--- Start Given records ---
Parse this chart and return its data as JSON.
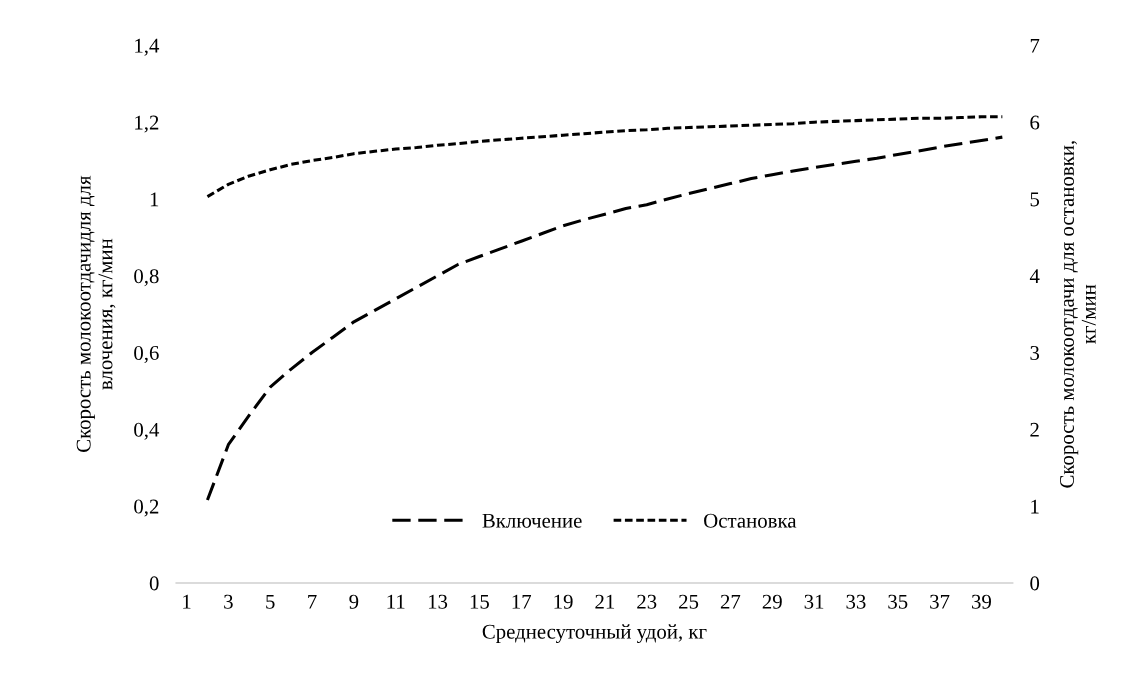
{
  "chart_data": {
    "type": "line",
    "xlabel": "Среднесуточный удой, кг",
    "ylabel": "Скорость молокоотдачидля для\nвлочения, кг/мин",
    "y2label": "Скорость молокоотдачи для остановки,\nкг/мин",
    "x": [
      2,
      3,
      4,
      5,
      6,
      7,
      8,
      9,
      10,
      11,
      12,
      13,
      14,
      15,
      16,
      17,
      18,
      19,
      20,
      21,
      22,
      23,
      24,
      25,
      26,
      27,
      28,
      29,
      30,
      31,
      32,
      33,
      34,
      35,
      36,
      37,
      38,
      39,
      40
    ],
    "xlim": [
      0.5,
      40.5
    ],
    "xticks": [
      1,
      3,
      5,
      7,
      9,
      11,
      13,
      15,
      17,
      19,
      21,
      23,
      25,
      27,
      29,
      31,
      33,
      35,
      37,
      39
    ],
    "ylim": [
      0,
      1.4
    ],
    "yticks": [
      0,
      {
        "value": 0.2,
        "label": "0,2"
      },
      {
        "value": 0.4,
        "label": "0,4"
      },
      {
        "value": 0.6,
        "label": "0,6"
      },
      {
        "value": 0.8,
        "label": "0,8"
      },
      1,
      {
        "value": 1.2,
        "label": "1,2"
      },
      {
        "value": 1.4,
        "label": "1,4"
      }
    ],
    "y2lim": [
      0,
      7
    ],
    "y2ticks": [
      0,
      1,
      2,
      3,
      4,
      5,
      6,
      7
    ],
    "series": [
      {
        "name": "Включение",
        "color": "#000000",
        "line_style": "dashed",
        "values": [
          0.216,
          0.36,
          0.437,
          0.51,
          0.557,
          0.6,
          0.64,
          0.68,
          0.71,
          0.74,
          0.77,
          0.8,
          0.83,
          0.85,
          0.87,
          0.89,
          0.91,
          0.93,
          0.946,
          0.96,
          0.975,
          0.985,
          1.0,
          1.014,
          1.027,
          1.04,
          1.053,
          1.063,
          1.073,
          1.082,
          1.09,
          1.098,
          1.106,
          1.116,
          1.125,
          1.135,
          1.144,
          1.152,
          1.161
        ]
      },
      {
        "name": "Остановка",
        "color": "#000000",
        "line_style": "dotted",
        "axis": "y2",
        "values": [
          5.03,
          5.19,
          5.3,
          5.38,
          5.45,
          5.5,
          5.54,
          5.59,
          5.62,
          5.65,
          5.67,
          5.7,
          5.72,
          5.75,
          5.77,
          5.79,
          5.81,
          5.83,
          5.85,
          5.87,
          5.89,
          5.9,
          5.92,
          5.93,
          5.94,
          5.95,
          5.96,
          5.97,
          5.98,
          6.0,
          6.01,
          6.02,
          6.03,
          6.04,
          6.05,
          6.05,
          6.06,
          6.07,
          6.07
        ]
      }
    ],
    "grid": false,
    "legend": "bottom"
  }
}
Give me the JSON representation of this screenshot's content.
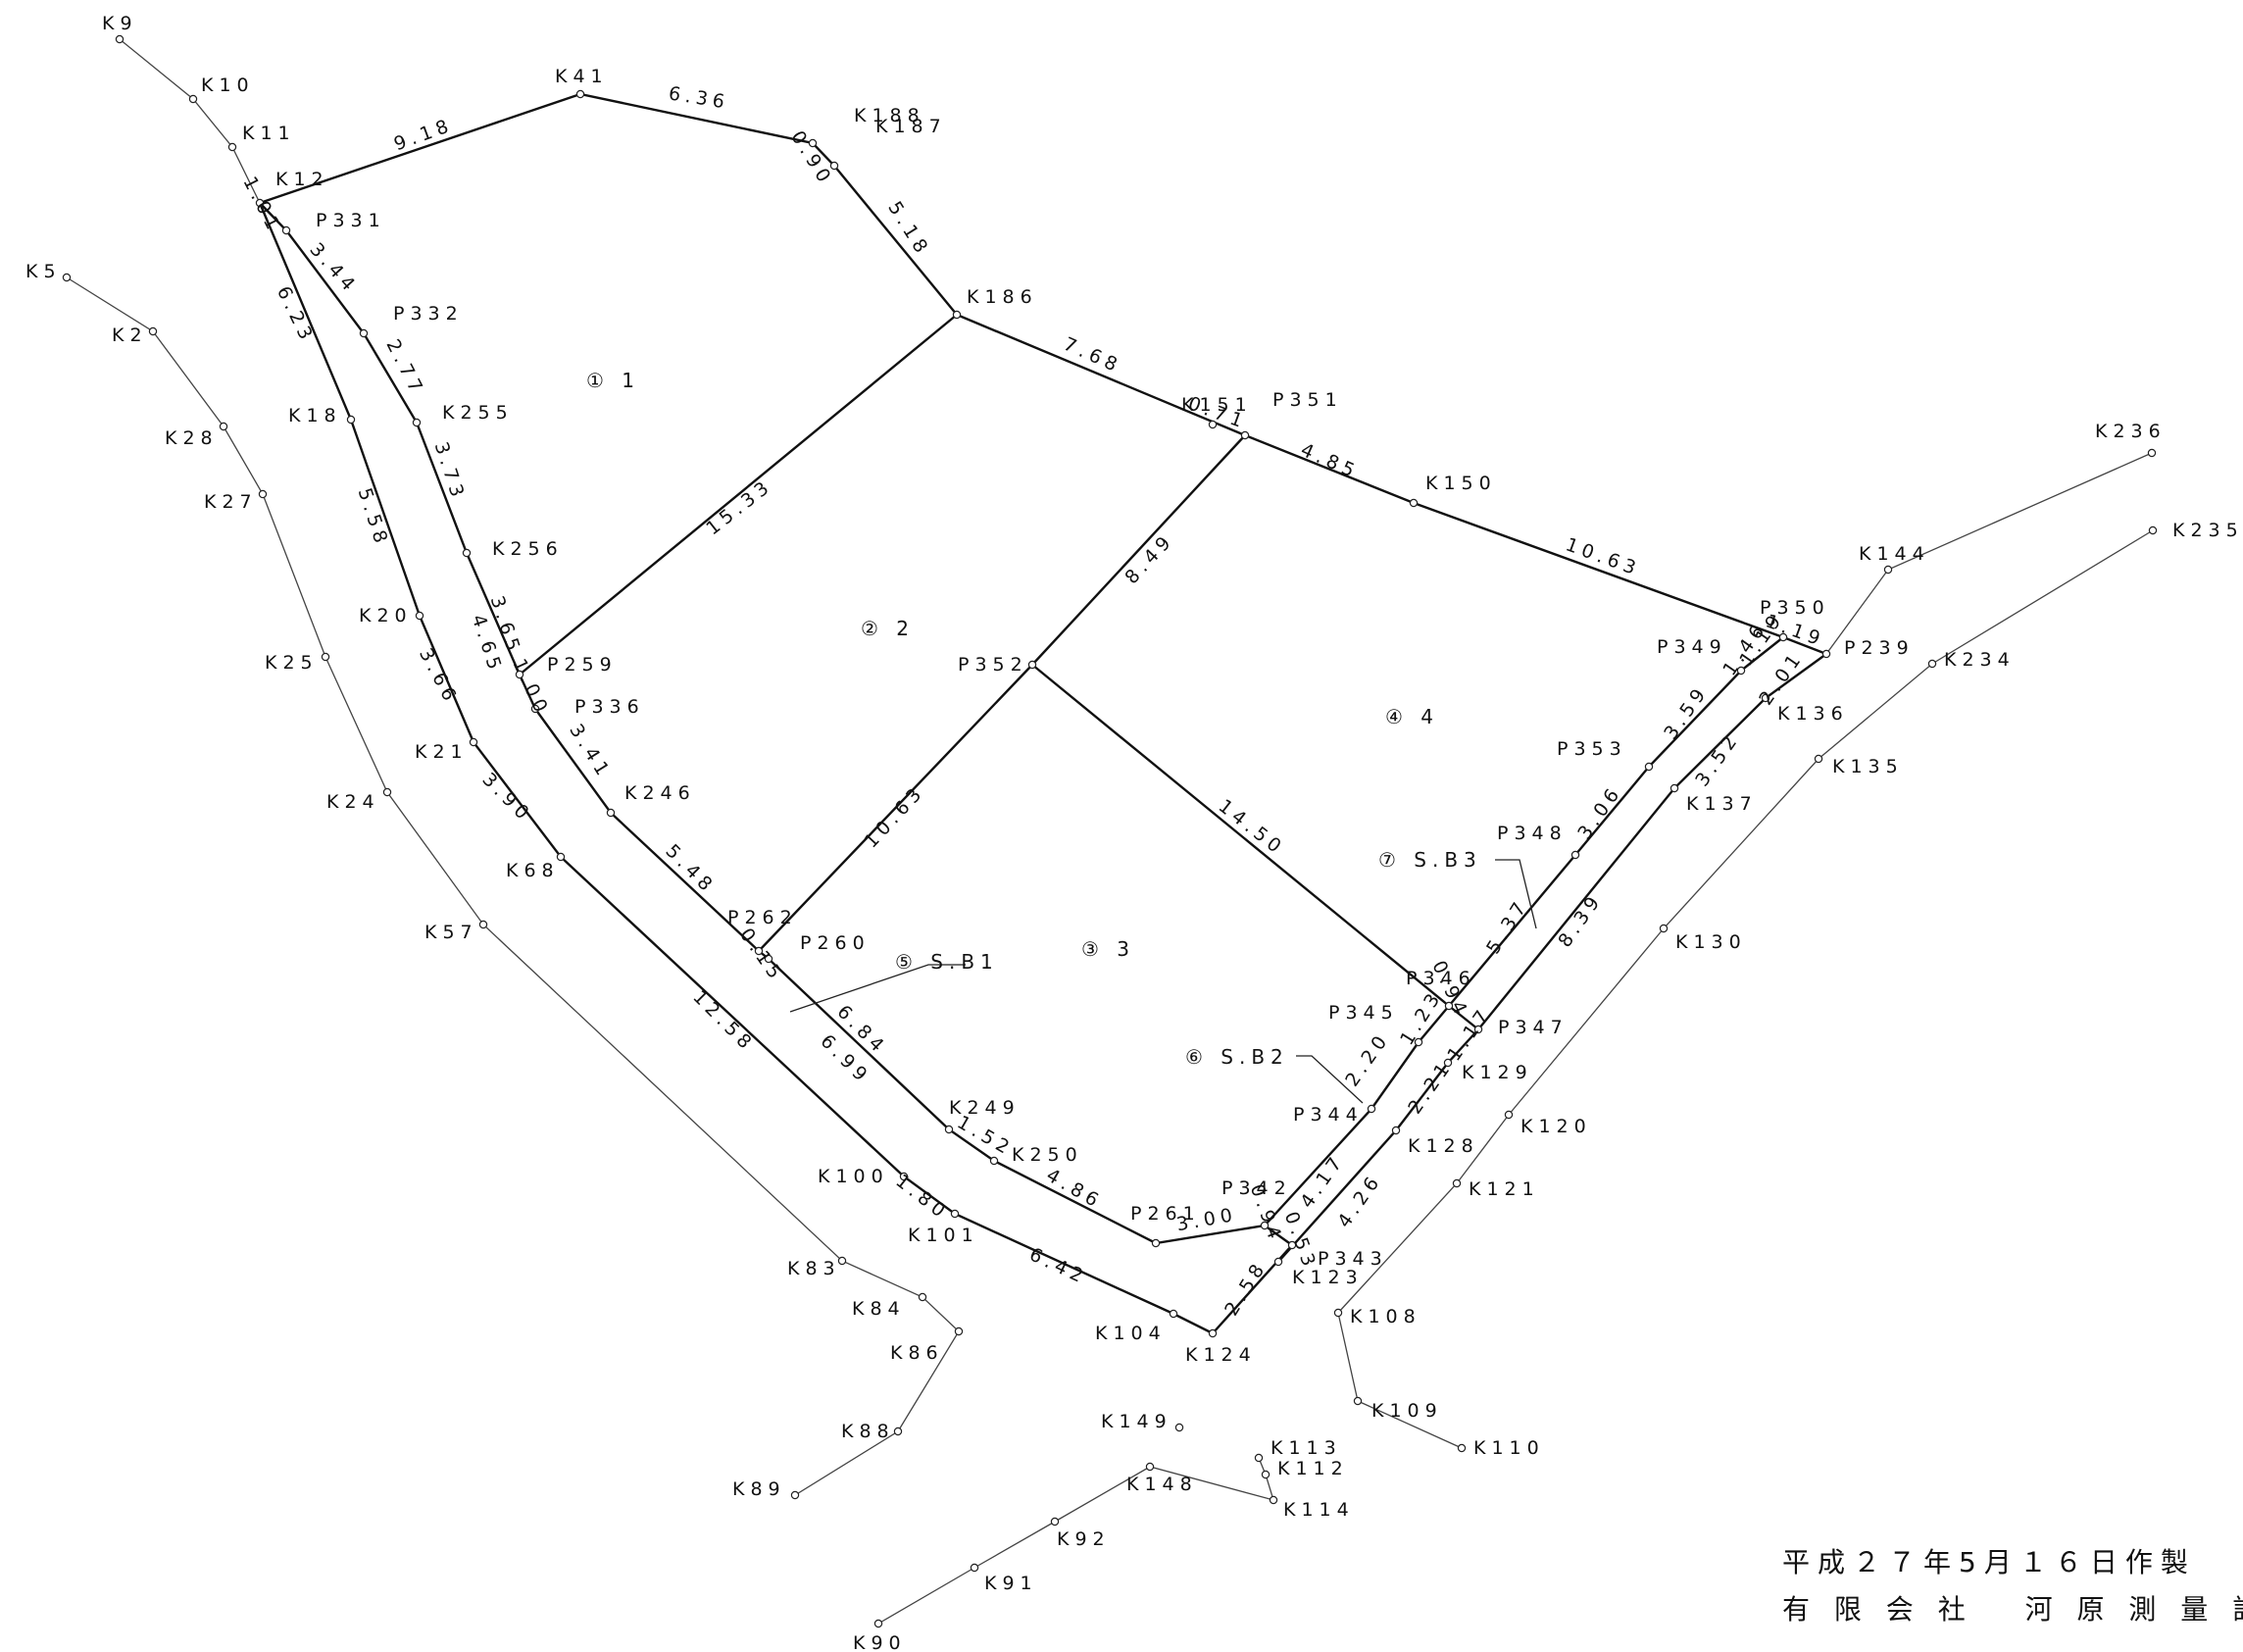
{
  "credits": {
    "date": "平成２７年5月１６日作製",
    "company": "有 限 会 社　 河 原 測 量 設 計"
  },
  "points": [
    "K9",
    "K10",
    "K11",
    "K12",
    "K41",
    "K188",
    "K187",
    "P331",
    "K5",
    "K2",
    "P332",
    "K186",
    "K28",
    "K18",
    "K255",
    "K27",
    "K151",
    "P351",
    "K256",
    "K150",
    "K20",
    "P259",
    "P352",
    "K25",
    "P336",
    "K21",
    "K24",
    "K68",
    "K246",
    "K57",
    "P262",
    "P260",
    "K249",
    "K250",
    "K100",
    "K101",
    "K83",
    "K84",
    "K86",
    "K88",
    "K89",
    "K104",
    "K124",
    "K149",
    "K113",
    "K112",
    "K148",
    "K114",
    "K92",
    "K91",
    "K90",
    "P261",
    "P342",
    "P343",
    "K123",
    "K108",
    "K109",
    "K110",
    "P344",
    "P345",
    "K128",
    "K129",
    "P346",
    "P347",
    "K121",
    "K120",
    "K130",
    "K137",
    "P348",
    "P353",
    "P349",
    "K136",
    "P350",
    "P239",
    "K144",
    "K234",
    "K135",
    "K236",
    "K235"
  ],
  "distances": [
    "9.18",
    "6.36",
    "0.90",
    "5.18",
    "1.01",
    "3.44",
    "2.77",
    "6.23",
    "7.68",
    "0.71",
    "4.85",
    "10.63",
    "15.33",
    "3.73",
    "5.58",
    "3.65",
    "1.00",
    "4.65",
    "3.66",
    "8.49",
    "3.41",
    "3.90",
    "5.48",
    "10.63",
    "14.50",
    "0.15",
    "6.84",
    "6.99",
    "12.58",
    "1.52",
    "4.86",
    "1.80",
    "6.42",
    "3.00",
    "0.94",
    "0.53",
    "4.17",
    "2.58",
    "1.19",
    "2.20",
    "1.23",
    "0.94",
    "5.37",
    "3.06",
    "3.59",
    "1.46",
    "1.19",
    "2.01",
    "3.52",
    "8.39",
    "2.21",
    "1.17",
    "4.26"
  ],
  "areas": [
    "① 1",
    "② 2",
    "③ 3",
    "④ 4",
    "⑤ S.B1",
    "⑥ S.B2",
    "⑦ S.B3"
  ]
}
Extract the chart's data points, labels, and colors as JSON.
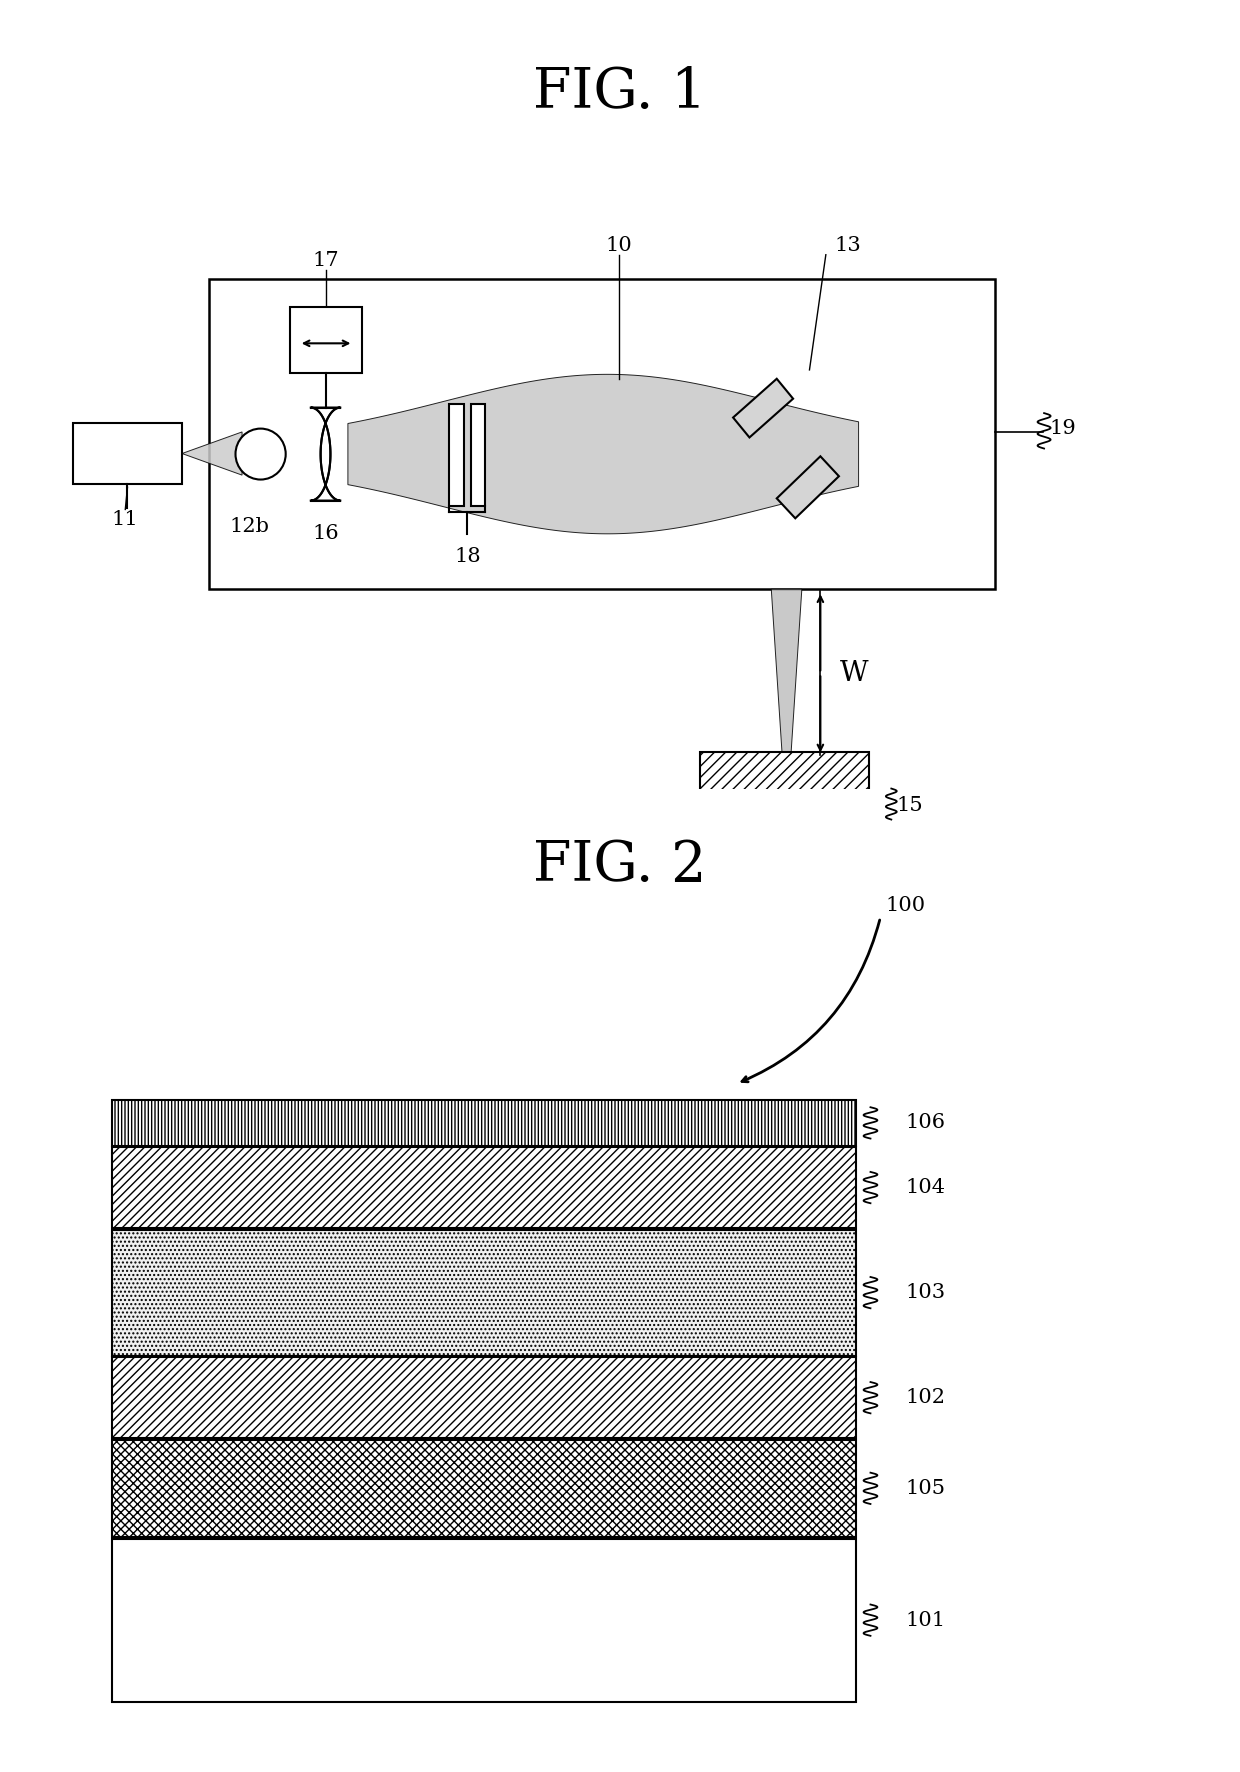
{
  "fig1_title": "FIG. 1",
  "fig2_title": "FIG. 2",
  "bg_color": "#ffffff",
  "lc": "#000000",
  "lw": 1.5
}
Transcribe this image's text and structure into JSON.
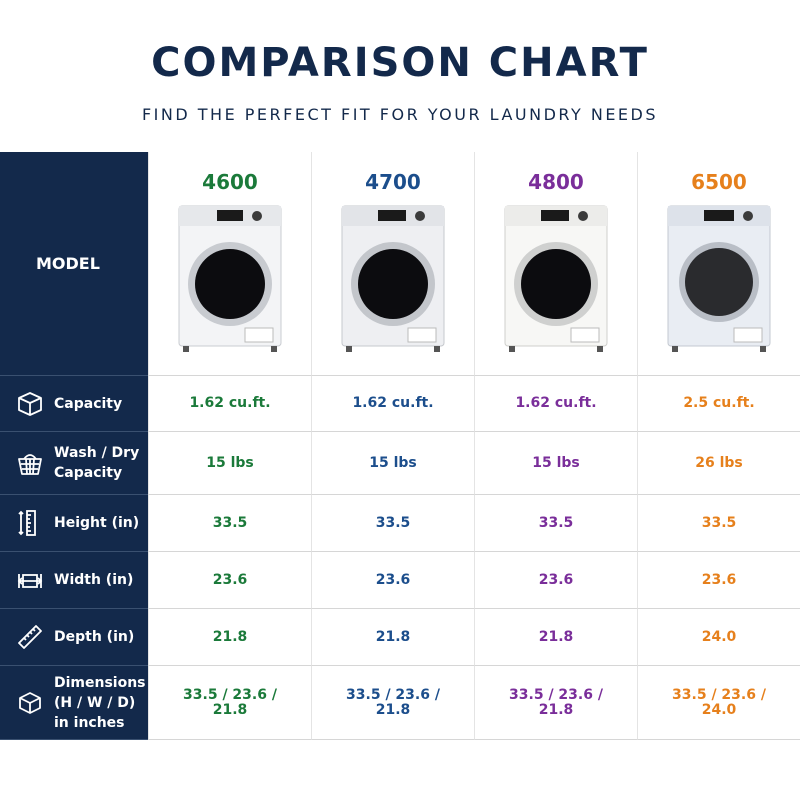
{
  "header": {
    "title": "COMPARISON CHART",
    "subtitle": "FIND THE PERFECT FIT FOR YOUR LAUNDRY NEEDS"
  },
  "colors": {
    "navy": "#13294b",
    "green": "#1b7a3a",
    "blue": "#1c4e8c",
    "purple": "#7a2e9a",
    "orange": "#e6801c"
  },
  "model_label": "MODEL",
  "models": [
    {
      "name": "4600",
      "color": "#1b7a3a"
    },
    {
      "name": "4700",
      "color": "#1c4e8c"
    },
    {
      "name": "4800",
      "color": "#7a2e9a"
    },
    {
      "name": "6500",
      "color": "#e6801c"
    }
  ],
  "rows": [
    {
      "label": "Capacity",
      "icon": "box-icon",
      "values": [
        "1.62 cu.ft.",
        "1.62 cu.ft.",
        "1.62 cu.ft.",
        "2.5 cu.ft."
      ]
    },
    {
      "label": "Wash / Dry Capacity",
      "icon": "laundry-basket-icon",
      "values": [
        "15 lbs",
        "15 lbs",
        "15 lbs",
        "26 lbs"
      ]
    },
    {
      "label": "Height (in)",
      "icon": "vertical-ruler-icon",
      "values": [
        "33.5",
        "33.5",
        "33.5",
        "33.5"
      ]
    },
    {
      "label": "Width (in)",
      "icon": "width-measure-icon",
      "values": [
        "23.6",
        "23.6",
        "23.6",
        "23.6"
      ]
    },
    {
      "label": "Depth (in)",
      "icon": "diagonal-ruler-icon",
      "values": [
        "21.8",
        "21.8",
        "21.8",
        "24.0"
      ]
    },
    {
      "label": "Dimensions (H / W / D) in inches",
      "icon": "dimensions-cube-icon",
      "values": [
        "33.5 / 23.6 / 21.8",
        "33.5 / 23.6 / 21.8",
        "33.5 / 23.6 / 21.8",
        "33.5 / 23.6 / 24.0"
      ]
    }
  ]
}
--- End Given records ---
→ **Aim of the exercise**: Copy verbatim the span that opens at the line with "Transcribe this image's" and closes at the final line of the listing. Do not carry over any pictures.

→ **Correct response**:
Transcribe this image's text and structure into JSON.
{
  "header": {
    "title": "COMPARISON CHART",
    "subtitle": "FIND THE PERFECT FIT FOR YOUR LAUNDRY NEEDS"
  },
  "colors": {
    "navy": "#13294b",
    "green": "#1b7a3a",
    "blue": "#1c4e8c",
    "purple": "#7a2e9a",
    "orange": "#e6801c"
  },
  "model_label": "MODEL",
  "models": [
    {
      "name": "4600",
      "color": "#1b7a3a"
    },
    {
      "name": "4700",
      "color": "#1c4e8c"
    },
    {
      "name": "4800",
      "color": "#7a2e9a"
    },
    {
      "name": "6500",
      "color": "#e6801c"
    }
  ],
  "rows": [
    {
      "label": "Capacity",
      "icon": "box-icon",
      "values": [
        "1.62 cu.ft.",
        "1.62 cu.ft.",
        "1.62 cu.ft.",
        "2.5 cu.ft."
      ]
    },
    {
      "label": "Wash / Dry Capacity",
      "icon": "laundry-basket-icon",
      "values": [
        "15 lbs",
        "15 lbs",
        "15 lbs",
        "26 lbs"
      ]
    },
    {
      "label": "Height (in)",
      "icon": "vertical-ruler-icon",
      "values": [
        "33.5",
        "33.5",
        "33.5",
        "33.5"
      ]
    },
    {
      "label": "Width (in)",
      "icon": "width-measure-icon",
      "values": [
        "23.6",
        "23.6",
        "23.6",
        "23.6"
      ]
    },
    {
      "label": "Depth (in)",
      "icon": "diagonal-ruler-icon",
      "values": [
        "21.8",
        "21.8",
        "21.8",
        "24.0"
      ]
    },
    {
      "label": "Dimensions (H / W / D) in inches",
      "icon": "dimensions-cube-icon",
      "values": [
        "33.5 / 23.6 / 21.8",
        "33.5 / 23.6 / 21.8",
        "33.5 / 23.6 / 21.8",
        "33.5 / 23.6 / 24.0"
      ]
    }
  ]
}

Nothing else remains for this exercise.